Written task:
Search the material for the string "septiembre", then report how many lines hold it, with no other text.

Data rows:
----------------

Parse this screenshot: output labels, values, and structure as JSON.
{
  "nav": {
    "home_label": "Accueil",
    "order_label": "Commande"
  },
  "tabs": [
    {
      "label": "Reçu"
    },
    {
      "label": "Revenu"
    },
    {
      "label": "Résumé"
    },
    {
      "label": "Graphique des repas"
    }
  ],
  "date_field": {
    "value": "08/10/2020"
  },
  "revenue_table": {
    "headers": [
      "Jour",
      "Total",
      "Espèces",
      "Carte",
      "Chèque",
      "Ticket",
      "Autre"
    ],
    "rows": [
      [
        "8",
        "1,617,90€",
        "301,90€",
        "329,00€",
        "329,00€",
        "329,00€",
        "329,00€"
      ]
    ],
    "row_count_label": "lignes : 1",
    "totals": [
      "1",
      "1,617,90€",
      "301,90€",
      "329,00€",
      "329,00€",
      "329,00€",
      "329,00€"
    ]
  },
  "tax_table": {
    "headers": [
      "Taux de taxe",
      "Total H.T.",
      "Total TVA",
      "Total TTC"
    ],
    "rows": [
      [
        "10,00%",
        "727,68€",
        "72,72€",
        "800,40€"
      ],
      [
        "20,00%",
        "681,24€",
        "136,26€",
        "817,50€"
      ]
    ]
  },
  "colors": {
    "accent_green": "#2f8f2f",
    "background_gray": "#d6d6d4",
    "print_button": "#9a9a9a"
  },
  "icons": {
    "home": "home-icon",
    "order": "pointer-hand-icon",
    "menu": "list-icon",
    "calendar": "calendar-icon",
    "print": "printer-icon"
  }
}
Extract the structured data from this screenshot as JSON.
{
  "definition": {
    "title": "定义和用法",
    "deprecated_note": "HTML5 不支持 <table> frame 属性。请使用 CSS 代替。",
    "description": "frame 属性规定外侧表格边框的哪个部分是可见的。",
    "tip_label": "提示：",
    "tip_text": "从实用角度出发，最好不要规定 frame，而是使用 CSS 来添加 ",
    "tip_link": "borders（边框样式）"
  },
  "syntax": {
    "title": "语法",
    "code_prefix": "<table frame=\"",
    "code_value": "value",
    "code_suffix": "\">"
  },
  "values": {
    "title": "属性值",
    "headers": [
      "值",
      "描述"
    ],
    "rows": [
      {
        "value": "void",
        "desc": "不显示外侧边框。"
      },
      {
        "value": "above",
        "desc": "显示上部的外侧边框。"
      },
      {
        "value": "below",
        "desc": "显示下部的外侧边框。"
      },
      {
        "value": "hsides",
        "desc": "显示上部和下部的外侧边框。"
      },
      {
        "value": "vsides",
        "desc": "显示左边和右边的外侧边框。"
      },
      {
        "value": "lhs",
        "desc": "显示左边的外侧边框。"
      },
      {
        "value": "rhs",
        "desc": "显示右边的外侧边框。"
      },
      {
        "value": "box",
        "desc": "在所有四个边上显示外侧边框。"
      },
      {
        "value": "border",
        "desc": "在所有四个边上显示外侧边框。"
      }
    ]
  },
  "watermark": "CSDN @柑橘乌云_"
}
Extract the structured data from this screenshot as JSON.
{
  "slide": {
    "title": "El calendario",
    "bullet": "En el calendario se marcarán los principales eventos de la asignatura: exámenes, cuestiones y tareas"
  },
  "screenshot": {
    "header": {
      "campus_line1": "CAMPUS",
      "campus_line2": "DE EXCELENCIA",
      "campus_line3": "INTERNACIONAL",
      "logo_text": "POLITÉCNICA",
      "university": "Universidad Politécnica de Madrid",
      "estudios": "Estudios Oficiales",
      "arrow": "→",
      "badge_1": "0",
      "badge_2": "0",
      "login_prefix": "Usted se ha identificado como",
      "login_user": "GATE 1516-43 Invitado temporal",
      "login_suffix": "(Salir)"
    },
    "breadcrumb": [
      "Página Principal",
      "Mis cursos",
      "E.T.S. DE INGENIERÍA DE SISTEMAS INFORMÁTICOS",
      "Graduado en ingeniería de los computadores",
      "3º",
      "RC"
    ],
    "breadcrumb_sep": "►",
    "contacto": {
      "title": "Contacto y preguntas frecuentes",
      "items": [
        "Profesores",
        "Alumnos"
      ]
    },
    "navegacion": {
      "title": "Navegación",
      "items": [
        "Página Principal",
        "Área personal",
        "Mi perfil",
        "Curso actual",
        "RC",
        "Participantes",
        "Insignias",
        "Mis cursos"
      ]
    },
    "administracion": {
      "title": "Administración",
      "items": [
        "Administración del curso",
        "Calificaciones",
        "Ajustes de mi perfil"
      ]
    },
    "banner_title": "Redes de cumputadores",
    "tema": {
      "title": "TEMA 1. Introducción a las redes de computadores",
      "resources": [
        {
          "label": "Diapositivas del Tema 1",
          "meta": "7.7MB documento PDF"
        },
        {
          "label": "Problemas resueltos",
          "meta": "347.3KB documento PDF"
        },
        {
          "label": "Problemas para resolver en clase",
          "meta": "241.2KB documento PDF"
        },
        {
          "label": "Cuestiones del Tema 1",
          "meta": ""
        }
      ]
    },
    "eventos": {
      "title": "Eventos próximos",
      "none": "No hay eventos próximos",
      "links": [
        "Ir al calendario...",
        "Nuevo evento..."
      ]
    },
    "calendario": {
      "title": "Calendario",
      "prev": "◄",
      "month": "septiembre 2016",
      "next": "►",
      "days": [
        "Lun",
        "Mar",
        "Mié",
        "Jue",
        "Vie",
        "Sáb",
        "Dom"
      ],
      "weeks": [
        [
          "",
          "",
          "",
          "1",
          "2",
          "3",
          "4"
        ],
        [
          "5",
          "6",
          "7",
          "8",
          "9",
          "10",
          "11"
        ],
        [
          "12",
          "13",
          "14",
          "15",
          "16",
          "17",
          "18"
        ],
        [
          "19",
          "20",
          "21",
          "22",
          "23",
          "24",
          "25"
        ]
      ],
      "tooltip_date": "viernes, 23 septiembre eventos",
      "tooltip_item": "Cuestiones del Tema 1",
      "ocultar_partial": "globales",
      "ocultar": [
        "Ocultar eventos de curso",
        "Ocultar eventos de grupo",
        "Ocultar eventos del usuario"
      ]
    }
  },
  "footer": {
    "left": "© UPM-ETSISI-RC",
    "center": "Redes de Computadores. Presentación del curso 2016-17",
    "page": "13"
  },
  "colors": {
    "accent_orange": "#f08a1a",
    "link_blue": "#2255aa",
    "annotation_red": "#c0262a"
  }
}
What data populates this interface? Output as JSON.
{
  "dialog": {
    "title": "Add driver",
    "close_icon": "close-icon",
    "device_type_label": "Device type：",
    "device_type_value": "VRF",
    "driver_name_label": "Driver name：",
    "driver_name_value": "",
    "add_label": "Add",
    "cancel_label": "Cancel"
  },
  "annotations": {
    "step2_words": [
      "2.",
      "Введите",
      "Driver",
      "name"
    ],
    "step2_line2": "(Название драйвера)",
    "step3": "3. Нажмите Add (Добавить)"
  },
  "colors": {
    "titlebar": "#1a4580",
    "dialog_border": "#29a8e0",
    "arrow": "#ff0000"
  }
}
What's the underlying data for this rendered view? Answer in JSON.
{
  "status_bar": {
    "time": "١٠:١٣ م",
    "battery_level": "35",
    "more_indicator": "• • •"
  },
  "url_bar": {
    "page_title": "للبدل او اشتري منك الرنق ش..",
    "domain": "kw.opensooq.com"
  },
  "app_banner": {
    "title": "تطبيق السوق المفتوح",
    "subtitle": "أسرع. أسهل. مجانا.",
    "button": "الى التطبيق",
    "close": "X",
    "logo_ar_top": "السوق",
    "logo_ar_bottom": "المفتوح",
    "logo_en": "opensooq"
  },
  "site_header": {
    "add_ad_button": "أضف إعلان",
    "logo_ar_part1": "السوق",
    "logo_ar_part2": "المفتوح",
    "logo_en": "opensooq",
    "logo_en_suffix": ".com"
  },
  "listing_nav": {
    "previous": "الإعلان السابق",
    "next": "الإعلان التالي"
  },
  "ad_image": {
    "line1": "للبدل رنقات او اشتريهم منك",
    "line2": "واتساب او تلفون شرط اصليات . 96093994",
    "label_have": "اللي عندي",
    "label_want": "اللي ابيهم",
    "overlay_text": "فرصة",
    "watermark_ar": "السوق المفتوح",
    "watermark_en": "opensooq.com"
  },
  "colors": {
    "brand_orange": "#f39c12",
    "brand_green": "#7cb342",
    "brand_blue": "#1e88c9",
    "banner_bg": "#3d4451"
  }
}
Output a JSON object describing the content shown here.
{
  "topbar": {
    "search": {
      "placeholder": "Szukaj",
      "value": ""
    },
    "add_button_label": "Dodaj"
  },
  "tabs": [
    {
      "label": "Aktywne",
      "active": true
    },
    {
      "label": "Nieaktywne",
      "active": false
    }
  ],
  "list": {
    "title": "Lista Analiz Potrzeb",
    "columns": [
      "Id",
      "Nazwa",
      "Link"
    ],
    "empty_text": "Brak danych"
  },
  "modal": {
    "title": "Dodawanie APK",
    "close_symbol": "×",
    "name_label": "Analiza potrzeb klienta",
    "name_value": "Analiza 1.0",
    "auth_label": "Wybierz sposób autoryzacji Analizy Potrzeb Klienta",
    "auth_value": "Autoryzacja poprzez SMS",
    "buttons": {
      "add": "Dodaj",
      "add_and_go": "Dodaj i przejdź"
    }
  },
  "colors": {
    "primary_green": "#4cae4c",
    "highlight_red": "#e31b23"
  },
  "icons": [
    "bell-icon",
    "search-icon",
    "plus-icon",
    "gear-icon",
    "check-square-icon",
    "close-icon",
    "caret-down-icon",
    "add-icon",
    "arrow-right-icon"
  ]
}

----------------

Answer for the task:
2